┏━━
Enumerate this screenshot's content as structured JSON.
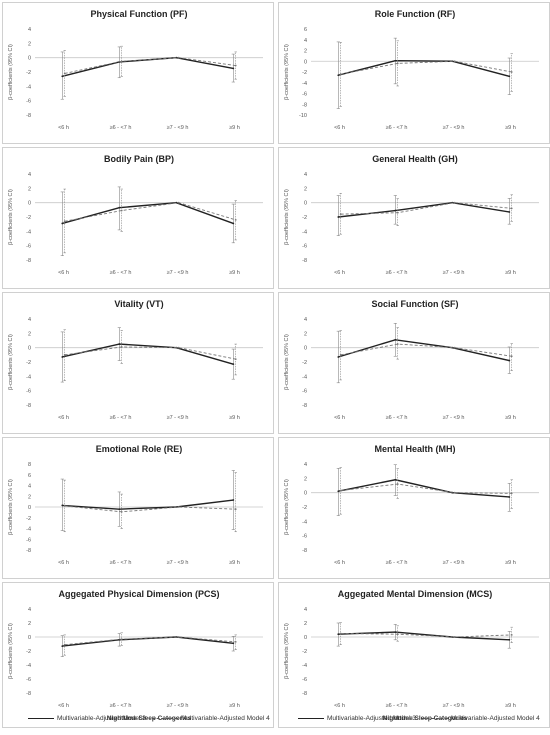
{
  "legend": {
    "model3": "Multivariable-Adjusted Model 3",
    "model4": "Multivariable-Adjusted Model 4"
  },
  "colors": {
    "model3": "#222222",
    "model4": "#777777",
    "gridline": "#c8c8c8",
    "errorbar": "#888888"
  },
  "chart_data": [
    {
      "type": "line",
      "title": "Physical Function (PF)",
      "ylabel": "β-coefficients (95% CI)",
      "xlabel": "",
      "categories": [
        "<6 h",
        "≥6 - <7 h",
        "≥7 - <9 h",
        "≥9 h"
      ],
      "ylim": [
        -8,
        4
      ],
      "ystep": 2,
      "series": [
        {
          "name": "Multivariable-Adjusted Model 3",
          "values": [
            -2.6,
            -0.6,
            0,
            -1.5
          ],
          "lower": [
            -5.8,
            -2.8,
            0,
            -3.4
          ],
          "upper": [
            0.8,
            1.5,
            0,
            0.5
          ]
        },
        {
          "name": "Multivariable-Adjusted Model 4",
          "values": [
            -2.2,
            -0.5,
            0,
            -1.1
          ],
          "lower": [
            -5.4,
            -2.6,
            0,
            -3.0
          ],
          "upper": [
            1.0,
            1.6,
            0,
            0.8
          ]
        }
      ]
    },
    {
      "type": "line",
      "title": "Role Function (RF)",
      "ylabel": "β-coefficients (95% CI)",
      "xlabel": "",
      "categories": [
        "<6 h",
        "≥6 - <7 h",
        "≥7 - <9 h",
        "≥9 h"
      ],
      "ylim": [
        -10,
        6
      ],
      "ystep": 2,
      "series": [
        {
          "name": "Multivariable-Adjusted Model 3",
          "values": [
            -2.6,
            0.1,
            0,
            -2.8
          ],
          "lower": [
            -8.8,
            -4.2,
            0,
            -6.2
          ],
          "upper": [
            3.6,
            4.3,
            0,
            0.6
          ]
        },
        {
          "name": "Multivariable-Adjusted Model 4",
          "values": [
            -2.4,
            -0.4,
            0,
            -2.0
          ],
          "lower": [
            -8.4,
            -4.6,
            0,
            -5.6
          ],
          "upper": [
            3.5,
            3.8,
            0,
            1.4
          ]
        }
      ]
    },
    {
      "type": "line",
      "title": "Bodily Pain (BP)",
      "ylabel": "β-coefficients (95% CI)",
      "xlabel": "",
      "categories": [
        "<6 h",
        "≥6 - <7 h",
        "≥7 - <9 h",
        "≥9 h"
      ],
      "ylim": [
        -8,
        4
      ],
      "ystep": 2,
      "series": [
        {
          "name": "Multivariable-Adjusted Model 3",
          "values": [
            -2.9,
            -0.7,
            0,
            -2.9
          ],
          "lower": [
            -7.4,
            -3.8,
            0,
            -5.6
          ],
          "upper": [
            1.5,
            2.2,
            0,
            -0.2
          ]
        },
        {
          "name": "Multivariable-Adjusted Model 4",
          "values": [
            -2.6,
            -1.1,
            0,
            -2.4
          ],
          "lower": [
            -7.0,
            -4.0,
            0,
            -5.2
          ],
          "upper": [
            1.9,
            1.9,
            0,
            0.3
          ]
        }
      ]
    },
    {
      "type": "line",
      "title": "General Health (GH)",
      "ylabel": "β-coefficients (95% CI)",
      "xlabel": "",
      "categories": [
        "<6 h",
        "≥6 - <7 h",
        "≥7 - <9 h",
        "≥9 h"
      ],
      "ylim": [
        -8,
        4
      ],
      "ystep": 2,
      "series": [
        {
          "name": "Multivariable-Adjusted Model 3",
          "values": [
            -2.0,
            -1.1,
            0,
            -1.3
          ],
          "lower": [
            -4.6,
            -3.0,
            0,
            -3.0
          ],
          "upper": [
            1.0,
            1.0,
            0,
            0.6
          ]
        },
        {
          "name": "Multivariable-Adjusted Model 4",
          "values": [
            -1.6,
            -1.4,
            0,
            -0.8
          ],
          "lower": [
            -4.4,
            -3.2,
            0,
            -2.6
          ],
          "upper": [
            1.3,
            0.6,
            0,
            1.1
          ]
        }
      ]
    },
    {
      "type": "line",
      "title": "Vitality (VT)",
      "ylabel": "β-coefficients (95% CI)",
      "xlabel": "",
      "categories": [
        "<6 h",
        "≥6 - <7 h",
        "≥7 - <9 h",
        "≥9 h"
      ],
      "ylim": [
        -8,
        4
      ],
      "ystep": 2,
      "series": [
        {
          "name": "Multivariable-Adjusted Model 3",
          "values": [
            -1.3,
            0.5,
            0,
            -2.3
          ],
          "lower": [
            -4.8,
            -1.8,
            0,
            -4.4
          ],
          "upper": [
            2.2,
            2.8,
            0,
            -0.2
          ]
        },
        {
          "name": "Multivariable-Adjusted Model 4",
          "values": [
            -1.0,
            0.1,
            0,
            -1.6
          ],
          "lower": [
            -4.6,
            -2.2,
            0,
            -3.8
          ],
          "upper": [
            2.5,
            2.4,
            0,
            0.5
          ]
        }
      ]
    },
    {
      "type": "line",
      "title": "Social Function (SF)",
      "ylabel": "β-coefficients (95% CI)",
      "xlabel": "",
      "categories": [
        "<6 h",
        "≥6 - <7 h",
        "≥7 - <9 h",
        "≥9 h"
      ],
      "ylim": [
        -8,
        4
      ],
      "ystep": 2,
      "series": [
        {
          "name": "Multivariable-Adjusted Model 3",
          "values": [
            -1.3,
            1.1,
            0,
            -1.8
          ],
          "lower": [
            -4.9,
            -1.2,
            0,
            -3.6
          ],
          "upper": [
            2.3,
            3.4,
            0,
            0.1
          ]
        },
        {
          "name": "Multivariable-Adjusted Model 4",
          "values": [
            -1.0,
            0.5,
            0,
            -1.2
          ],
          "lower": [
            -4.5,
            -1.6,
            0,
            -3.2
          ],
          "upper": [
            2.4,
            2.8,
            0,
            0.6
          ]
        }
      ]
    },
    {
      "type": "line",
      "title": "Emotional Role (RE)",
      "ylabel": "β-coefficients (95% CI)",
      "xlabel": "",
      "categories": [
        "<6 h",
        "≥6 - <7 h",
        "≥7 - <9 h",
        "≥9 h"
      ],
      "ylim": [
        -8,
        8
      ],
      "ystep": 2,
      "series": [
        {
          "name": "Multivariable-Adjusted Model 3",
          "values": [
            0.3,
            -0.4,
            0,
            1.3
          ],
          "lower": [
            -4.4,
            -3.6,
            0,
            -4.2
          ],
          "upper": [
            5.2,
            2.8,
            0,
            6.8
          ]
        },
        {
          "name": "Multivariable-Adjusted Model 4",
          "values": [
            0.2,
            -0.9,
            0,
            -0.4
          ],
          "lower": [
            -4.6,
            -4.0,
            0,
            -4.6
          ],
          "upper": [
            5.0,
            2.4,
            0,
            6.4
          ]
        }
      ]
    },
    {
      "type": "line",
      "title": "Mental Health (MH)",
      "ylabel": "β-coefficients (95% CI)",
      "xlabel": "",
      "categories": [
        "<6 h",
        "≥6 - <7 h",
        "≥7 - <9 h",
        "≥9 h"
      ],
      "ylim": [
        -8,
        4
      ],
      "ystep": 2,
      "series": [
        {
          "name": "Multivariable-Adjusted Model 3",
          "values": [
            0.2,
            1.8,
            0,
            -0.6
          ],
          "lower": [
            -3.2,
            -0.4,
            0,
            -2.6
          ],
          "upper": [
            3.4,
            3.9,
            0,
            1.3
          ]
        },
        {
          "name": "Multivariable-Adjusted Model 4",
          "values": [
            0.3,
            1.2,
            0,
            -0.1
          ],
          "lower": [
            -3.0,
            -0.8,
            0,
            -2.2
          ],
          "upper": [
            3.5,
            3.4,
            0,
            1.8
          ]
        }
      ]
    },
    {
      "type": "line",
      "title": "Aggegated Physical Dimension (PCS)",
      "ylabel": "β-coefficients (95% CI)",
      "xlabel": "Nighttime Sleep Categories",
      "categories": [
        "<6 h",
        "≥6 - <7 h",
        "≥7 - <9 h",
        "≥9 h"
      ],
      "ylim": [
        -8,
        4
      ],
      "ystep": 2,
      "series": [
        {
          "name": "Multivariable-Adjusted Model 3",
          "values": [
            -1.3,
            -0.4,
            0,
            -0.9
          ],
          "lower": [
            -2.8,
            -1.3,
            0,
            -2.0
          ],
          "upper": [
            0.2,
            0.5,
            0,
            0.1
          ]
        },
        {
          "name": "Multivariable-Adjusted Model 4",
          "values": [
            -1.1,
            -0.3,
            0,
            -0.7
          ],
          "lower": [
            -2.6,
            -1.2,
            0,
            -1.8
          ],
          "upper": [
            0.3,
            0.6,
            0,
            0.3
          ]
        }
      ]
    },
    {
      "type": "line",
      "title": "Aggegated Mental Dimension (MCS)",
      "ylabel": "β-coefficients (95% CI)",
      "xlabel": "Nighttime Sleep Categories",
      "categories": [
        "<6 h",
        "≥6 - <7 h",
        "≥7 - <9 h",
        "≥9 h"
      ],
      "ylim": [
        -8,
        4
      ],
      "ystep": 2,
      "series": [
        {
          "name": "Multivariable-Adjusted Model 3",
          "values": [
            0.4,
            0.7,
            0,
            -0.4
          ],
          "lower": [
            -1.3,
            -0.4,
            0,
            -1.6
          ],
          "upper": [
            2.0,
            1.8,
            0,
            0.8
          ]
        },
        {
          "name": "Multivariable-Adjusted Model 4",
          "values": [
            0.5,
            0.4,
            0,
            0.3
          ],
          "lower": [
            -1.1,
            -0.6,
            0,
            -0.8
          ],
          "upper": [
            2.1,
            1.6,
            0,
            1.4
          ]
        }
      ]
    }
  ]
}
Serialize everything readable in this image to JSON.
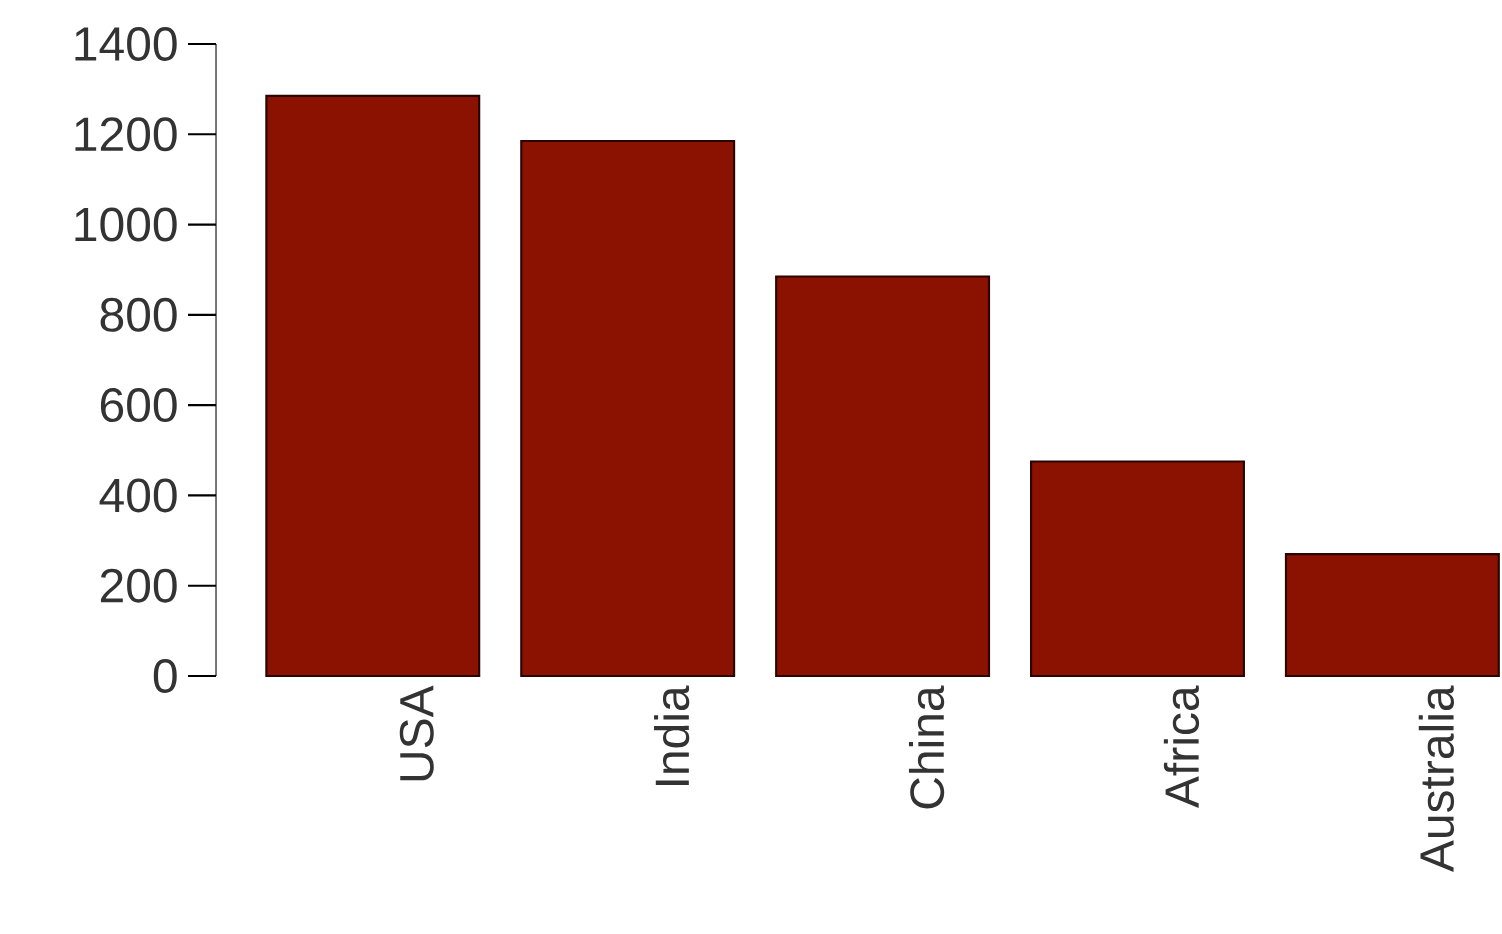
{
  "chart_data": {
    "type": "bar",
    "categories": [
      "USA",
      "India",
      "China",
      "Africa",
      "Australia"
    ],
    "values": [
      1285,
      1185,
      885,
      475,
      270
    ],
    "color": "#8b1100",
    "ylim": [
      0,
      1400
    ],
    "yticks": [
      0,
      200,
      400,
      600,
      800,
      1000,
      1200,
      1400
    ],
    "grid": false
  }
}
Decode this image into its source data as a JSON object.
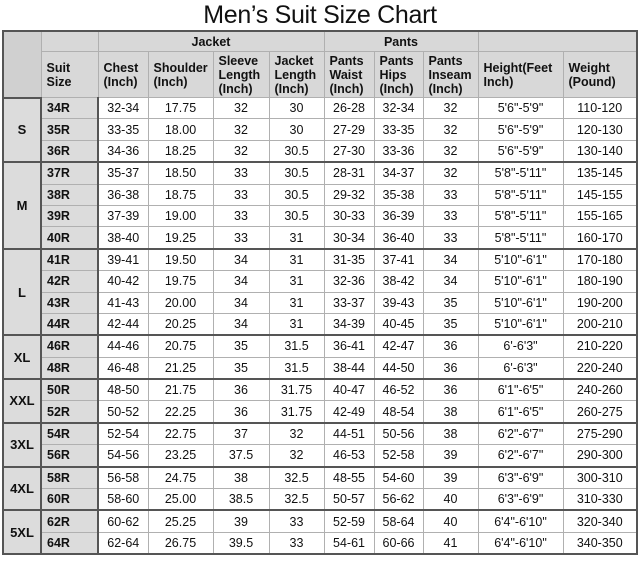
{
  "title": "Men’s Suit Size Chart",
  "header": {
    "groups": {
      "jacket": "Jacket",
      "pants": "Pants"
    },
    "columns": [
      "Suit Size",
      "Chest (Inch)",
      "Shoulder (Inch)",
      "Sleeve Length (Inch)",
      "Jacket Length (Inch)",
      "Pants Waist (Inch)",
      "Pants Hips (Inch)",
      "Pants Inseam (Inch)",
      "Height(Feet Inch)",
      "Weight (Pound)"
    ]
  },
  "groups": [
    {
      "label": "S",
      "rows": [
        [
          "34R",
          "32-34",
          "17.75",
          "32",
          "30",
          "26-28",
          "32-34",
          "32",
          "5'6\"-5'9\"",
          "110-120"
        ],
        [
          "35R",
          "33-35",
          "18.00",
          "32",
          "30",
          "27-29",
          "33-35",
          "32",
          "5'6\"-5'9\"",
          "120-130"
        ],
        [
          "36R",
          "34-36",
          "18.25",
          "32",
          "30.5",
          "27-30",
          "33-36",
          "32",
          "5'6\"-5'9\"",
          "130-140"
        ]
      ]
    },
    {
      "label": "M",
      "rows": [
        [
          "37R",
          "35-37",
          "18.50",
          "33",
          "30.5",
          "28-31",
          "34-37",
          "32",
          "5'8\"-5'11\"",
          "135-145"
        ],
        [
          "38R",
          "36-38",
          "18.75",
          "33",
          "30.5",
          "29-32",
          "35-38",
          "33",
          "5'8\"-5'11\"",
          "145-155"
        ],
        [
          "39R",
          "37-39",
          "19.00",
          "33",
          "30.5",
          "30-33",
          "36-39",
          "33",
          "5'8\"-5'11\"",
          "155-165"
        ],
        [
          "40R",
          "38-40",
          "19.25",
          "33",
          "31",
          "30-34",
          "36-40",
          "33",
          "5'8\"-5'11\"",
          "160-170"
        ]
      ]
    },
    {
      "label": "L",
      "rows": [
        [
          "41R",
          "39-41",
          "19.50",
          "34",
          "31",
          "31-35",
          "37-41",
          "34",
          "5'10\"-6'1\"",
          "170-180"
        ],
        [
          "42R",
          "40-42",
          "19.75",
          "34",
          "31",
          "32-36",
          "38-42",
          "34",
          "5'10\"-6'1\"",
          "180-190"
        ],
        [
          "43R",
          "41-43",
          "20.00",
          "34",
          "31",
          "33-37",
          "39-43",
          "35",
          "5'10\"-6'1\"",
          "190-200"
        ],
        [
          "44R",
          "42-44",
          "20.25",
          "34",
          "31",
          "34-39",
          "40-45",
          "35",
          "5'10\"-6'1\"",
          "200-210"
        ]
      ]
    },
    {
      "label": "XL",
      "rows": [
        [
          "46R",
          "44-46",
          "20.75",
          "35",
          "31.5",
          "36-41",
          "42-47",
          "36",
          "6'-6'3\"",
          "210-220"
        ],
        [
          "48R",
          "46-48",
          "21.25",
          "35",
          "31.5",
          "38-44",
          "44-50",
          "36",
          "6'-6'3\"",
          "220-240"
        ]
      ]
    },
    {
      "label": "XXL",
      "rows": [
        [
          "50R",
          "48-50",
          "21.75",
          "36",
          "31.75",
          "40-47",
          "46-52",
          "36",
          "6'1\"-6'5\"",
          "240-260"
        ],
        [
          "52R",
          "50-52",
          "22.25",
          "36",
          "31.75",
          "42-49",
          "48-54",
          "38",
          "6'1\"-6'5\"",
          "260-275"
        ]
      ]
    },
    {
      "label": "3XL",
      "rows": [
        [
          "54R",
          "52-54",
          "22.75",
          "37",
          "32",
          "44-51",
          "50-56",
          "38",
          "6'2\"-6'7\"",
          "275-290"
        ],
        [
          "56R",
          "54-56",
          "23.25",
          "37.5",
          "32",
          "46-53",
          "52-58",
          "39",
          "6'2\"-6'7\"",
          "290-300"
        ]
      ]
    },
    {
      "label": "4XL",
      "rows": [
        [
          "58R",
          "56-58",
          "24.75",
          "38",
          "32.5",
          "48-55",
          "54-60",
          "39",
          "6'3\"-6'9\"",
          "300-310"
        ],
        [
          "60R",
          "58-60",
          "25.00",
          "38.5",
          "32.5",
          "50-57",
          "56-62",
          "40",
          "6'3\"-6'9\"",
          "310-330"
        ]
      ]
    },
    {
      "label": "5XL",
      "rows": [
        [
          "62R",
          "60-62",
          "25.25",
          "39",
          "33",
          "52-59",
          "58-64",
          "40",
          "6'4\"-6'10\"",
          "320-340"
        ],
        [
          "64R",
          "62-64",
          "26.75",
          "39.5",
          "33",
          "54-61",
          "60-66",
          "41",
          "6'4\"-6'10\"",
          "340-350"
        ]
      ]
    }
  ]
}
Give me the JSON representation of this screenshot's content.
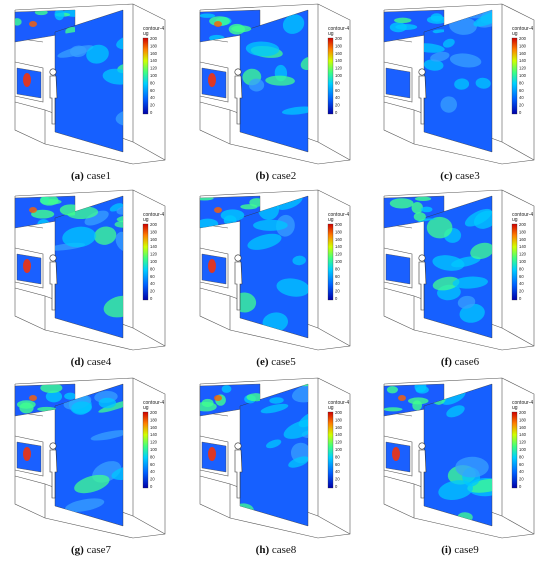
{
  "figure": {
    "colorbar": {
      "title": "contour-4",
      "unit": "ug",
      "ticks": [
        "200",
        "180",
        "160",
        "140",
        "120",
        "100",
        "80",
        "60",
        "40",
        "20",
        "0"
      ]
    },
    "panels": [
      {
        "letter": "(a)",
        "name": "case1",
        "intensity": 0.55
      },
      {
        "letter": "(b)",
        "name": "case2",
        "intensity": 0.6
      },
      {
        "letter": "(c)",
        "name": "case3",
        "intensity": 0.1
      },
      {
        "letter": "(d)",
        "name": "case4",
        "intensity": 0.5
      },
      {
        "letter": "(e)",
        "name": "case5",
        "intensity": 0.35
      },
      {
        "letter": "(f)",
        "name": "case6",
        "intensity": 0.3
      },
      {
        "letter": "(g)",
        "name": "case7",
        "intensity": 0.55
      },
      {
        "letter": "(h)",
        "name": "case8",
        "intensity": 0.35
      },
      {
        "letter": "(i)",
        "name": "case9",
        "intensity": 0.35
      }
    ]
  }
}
┗━━
### [What you will do]
In the records above, locate each line with the word "content". Copy all such lines.

### [Problem solution]
Enumerate this screenshot's content as structured JSON.
Give me the JSON representation of this screenshot's content.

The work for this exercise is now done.